## [Stated problem]
Repeat the records in full and exactly, omitting pictures.
** START OF Records for the exercise **
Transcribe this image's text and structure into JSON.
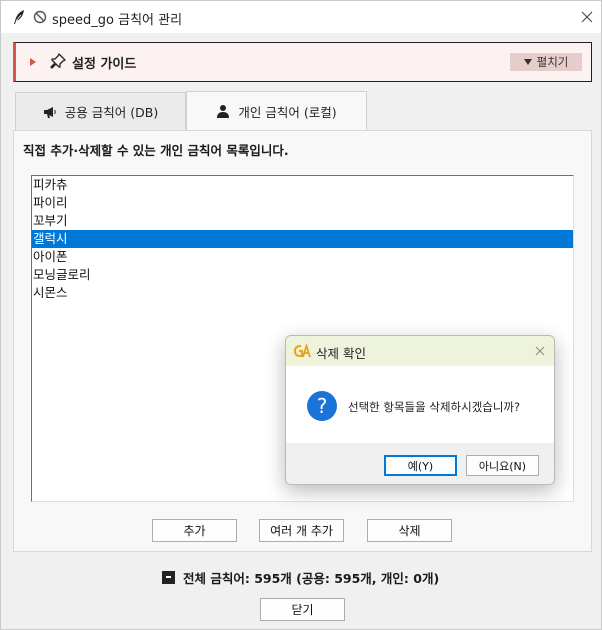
{
  "window": {
    "title": "speed_go 금칙어 관리"
  },
  "guide": {
    "title": "설정 가이드",
    "expand_label": "펼치기"
  },
  "tabs": [
    {
      "label": "공용 금칙어 (DB)",
      "icon": "megaphone-icon"
    },
    {
      "label": "개인 금칙어 (로컬)",
      "icon": "person-icon"
    }
  ],
  "panel": {
    "description": "직접 추가·삭제할 수 있는 개인 금칙어 목록입니다.",
    "items": [
      "피카츄",
      "파이리",
      "꼬부기",
      "갤럭시",
      "아이폰",
      "모닝글로리",
      "시몬스"
    ],
    "selected_index": 3
  },
  "buttons": {
    "add": "추가",
    "add_multiple": "여러 개 추가",
    "delete": "삭제",
    "close": "닫기"
  },
  "summary": {
    "text": "전체 금칙어: 595개 (공용: 595개, 개인: 0개)"
  },
  "dialog": {
    "title": "삭제 확인",
    "message": "선택한 항목들을 삭제하시겠습니까?",
    "yes": "예(Y)",
    "no": "아니요(N)"
  },
  "colors": {
    "accent": "#0078d7",
    "guide_accent": "#d9534f",
    "dialog_title_bg": "#eef3dc"
  }
}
** END OF Records for the exercise **
## [Expected answer]
Transcribe this image's text and structure into JSON.
{
  "window": {
    "title": "speed_go 금칙어 관리"
  },
  "guide": {
    "title": "설정 가이드",
    "expand_label": "펼치기"
  },
  "tabs": [
    {
      "label": "공용 금칙어 (DB)",
      "icon": "megaphone-icon"
    },
    {
      "label": "개인 금칙어 (로컬)",
      "icon": "person-icon"
    }
  ],
  "panel": {
    "description": "직접 추가·삭제할 수 있는 개인 금칙어 목록입니다.",
    "items": [
      "피카츄",
      "파이리",
      "꼬부기",
      "갤럭시",
      "아이폰",
      "모닝글로리",
      "시몬스"
    ],
    "selected_index": 3
  },
  "buttons": {
    "add": "추가",
    "add_multiple": "여러 개 추가",
    "delete": "삭제",
    "close": "닫기"
  },
  "summary": {
    "text": "전체 금칙어: 595개 (공용: 595개, 개인: 0개)"
  },
  "dialog": {
    "title": "삭제 확인",
    "message": "선택한 항목들을 삭제하시겠습니까?",
    "yes": "예(Y)",
    "no": "아니요(N)"
  },
  "colors": {
    "accent": "#0078d7",
    "guide_accent": "#d9534f",
    "dialog_title_bg": "#eef3dc"
  }
}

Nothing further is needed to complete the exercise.